**What you need to do**:
Look below and pull out each line with the word "data".

— start Raw records —

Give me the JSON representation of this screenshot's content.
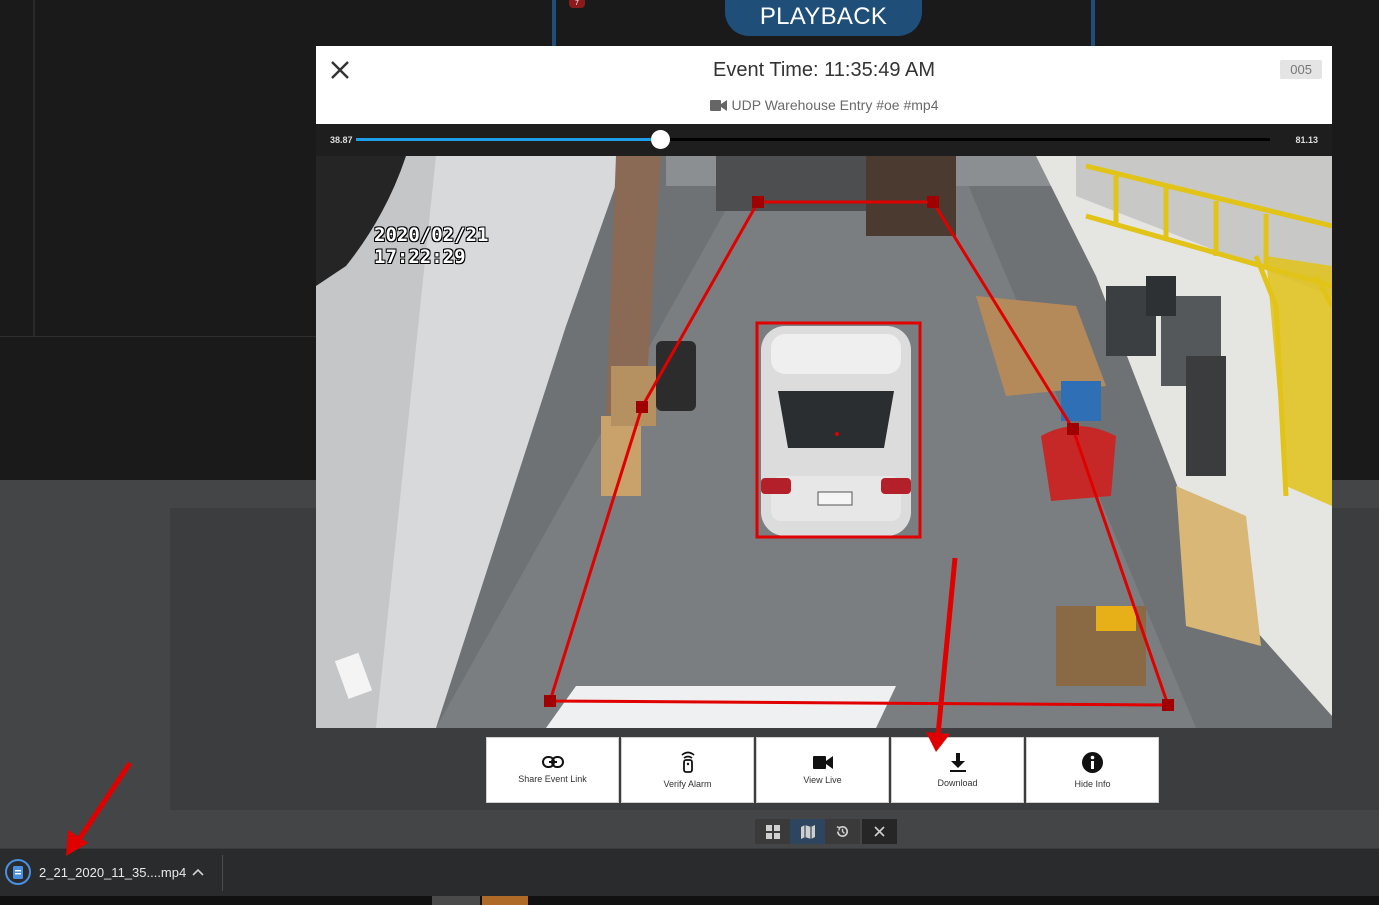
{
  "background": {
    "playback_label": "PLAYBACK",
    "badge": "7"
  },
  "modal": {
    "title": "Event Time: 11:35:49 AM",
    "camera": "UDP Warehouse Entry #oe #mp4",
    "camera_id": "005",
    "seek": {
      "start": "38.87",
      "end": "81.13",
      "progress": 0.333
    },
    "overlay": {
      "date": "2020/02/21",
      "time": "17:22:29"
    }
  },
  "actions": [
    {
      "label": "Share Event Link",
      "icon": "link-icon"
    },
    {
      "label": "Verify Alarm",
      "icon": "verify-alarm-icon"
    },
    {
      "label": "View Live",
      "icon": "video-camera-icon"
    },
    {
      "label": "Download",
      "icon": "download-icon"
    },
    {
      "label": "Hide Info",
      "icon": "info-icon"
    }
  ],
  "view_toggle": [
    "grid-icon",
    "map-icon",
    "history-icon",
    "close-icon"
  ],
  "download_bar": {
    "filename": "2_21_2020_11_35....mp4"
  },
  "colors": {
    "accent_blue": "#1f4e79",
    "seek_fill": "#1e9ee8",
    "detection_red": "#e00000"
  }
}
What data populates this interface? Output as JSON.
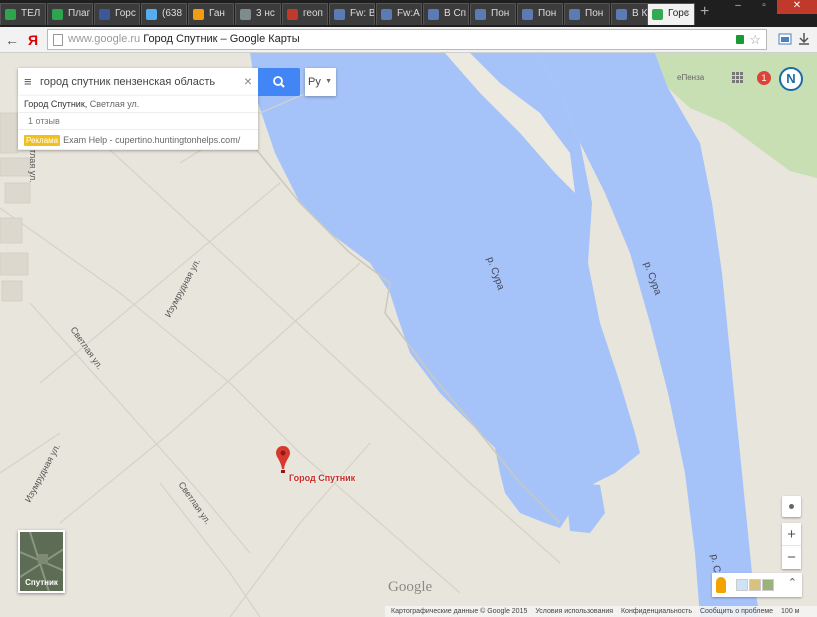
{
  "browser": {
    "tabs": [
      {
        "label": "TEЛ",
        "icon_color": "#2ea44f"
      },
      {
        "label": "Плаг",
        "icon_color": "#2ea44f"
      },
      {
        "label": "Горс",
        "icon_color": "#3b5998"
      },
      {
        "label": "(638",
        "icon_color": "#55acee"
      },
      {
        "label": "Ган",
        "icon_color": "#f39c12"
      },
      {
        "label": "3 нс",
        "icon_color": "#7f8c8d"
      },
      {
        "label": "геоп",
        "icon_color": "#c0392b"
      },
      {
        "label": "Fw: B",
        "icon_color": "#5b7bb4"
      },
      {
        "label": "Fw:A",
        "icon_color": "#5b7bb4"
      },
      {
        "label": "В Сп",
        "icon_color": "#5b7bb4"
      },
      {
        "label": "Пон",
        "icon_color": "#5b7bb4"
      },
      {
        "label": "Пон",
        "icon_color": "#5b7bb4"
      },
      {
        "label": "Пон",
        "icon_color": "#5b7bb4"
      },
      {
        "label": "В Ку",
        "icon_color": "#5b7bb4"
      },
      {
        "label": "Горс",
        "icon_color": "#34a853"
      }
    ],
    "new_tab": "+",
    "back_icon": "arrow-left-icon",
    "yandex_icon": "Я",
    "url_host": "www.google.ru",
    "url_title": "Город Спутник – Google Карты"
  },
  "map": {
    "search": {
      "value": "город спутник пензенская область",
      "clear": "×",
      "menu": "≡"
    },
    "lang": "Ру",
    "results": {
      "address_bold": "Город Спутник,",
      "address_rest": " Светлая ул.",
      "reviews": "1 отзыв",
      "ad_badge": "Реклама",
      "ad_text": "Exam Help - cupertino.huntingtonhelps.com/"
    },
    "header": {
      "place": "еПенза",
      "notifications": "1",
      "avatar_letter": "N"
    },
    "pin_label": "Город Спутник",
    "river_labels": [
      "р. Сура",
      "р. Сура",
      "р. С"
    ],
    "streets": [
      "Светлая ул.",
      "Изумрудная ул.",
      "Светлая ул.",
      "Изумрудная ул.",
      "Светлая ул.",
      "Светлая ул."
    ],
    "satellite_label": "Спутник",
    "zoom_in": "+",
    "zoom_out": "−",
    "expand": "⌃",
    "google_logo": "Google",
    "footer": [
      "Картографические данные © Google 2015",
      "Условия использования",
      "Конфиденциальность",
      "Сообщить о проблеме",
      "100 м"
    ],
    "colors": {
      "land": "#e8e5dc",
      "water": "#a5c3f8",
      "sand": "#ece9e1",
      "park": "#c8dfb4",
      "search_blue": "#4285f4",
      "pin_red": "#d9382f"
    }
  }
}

— end Raw records —
— start Raw records —

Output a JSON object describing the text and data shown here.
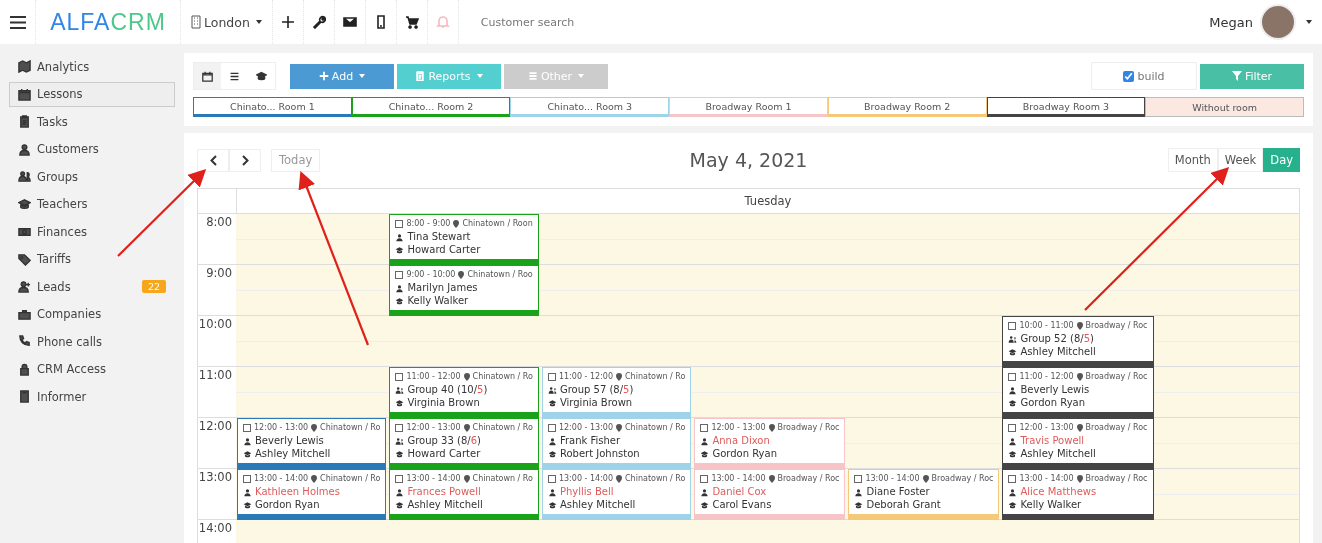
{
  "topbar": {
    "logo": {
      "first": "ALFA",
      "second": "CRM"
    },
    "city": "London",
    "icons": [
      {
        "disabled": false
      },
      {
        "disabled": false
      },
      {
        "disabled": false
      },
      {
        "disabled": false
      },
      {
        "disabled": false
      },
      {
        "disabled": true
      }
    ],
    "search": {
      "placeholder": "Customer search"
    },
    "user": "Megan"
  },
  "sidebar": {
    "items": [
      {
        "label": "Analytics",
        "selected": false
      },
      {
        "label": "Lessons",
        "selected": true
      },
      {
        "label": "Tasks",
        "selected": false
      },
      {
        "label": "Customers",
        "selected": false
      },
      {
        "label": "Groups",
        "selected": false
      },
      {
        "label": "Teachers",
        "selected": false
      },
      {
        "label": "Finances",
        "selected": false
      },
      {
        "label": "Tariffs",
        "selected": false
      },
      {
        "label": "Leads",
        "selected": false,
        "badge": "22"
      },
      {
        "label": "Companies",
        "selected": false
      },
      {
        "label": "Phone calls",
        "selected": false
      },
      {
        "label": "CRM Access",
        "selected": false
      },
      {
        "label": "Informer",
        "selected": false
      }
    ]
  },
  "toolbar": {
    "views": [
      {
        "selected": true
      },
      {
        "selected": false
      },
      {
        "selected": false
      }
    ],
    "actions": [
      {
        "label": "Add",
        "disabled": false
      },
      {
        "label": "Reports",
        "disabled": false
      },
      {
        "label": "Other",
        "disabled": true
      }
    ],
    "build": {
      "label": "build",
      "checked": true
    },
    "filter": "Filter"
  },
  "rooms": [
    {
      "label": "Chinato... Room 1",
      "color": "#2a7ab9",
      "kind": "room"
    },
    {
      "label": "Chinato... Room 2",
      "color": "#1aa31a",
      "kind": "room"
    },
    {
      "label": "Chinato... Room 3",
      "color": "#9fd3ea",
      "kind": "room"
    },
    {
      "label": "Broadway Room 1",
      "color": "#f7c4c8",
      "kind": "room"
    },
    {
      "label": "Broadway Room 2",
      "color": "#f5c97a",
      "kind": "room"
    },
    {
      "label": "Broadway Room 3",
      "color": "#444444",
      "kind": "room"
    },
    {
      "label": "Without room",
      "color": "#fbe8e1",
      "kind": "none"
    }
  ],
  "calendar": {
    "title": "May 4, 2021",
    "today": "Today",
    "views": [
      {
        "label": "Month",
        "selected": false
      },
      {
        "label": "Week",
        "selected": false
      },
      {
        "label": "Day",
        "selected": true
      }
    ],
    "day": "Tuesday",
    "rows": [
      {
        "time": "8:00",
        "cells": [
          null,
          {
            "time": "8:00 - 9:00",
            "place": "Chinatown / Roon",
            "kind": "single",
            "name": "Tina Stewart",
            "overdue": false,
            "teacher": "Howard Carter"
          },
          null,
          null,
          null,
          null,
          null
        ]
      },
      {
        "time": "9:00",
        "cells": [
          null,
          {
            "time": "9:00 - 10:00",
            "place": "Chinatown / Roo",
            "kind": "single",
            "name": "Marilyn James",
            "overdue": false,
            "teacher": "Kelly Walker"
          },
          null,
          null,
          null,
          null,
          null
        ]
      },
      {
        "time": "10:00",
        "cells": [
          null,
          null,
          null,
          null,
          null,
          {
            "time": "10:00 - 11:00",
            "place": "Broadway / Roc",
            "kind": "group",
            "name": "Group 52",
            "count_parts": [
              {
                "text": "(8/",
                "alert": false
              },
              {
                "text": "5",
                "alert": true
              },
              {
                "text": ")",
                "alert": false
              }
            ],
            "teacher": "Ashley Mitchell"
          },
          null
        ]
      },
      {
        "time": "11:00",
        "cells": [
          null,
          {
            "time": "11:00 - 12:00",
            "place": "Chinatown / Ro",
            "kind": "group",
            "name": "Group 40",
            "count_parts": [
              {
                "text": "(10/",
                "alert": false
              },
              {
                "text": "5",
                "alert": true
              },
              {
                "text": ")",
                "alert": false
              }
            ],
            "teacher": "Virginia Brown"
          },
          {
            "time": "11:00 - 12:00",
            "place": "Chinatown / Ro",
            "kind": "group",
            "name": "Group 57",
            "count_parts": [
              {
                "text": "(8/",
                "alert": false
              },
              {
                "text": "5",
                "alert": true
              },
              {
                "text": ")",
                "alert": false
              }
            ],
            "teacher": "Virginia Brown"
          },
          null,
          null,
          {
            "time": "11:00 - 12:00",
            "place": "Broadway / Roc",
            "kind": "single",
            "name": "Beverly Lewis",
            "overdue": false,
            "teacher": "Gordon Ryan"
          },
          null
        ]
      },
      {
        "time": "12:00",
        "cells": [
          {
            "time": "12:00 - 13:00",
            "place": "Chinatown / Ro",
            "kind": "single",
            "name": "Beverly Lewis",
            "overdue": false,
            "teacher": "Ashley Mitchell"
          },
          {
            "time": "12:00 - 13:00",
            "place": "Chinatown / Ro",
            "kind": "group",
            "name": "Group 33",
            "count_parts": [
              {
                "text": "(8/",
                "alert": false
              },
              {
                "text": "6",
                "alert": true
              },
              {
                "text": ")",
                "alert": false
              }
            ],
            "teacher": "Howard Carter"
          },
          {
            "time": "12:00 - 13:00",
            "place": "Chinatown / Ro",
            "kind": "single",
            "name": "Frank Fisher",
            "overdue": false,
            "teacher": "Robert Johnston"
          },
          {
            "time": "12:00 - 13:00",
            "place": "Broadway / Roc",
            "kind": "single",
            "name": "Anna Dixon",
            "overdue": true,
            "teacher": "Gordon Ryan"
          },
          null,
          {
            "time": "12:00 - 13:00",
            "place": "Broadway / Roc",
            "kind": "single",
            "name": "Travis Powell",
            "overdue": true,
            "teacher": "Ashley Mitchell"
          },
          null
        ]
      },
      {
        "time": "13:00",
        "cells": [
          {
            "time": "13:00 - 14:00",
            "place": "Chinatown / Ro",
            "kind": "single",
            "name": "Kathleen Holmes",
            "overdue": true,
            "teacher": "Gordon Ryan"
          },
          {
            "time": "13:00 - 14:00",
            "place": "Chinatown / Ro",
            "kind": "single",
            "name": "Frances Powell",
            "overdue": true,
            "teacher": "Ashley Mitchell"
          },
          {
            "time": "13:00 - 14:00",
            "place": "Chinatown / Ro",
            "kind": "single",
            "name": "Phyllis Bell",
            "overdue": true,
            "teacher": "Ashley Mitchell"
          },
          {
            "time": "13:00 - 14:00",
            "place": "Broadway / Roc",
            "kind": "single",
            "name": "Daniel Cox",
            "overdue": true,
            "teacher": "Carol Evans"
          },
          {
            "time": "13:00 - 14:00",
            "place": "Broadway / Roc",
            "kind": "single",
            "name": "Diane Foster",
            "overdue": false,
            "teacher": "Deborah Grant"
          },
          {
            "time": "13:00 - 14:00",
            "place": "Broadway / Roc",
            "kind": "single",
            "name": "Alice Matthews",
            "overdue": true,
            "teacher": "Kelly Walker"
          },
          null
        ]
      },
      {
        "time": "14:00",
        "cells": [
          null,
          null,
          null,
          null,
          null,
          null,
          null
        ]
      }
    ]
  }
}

— end Raw records —
— start Raw records —

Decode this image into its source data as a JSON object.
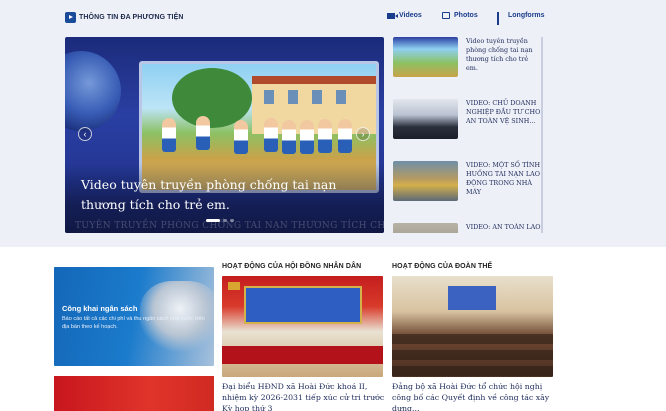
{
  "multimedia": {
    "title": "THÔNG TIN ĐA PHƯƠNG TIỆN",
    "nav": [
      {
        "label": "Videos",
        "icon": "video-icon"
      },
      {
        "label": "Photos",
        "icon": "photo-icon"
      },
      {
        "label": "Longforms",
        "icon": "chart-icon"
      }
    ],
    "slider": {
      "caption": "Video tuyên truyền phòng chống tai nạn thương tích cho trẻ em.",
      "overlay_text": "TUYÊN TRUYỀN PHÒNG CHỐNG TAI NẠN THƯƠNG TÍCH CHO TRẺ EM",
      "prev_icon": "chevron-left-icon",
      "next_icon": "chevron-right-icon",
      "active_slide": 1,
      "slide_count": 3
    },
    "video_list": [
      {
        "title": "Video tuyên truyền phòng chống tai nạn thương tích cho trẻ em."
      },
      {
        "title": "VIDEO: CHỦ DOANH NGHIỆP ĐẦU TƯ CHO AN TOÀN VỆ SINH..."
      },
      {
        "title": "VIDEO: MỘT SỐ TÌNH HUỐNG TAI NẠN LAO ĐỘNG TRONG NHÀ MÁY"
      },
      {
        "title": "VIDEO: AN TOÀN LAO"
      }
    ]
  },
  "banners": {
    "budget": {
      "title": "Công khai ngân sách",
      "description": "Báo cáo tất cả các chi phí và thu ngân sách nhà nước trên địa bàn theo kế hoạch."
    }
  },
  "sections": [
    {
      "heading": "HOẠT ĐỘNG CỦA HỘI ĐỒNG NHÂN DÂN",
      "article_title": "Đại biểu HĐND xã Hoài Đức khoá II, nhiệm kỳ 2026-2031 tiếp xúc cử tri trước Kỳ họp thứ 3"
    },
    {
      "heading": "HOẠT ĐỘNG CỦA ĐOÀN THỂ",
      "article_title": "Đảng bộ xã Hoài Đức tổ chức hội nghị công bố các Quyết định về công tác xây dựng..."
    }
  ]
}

— end Raw records —

**Answer to the exercise**:
What data populates this interface? Output as JSON.
Output a JSON object describing the text and data shown here.
Decode this image into its source data as a JSON object.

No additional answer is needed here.